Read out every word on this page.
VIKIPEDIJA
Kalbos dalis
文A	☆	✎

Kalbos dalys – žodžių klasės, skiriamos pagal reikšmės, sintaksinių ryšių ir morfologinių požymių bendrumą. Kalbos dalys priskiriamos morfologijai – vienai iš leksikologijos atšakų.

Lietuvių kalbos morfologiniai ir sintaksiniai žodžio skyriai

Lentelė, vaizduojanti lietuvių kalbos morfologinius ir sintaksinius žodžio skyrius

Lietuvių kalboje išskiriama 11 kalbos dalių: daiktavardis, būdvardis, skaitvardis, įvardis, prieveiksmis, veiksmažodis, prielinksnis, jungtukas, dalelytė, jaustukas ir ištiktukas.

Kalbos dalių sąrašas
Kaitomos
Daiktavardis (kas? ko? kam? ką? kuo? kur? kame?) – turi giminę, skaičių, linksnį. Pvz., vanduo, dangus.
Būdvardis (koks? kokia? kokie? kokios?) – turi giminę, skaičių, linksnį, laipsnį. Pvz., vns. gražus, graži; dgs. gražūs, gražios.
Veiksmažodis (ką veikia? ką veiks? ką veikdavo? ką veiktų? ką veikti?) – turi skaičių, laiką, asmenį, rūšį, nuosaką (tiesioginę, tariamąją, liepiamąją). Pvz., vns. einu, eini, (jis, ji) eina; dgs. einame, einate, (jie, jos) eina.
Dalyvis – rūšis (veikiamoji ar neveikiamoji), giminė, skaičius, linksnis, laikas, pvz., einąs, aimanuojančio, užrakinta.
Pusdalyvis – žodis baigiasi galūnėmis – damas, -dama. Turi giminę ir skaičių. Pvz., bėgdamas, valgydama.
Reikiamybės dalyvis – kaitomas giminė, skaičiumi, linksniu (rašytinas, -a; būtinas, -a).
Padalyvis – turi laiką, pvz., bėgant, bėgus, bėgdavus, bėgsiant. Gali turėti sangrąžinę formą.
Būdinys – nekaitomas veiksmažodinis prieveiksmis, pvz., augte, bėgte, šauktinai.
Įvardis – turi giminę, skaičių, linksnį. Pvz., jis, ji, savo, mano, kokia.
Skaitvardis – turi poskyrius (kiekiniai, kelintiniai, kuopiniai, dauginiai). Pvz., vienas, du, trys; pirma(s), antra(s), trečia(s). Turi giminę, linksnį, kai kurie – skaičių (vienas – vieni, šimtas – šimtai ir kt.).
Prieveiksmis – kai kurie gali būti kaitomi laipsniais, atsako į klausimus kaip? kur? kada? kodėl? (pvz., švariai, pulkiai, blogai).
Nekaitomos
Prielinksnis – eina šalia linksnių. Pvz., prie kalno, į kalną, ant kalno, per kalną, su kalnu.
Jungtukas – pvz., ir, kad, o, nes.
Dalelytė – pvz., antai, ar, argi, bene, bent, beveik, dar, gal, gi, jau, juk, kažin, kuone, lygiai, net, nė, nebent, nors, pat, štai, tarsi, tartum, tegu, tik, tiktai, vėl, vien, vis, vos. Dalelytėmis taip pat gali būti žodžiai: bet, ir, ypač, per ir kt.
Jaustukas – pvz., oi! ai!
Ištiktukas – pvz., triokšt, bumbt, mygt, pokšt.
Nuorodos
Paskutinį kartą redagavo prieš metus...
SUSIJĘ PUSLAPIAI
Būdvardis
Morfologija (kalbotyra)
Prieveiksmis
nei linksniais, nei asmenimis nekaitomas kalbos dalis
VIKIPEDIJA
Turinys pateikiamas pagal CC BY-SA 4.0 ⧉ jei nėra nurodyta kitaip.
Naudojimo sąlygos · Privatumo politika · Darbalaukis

----

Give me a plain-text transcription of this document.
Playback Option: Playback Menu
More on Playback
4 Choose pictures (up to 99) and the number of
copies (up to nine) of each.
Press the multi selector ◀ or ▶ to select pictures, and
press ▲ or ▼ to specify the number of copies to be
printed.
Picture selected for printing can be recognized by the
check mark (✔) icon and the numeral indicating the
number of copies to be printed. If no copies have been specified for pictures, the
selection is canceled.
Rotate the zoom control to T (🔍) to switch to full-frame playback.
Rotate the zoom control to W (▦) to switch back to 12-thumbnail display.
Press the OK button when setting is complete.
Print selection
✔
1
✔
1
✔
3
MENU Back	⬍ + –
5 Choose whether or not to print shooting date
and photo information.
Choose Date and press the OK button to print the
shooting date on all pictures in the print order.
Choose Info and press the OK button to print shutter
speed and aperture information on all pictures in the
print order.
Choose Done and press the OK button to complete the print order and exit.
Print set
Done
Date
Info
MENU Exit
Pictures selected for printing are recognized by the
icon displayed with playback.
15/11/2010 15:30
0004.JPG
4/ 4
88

----

→ **Task description**: Copy each line from the data above that includes "zoom".

→ **Solved exercise**:
Rotate the zoom control to T (🔍) to switch to full-frame playback.
Rotate the zoom control to W (▦) to switch back to 12-thumbnail display.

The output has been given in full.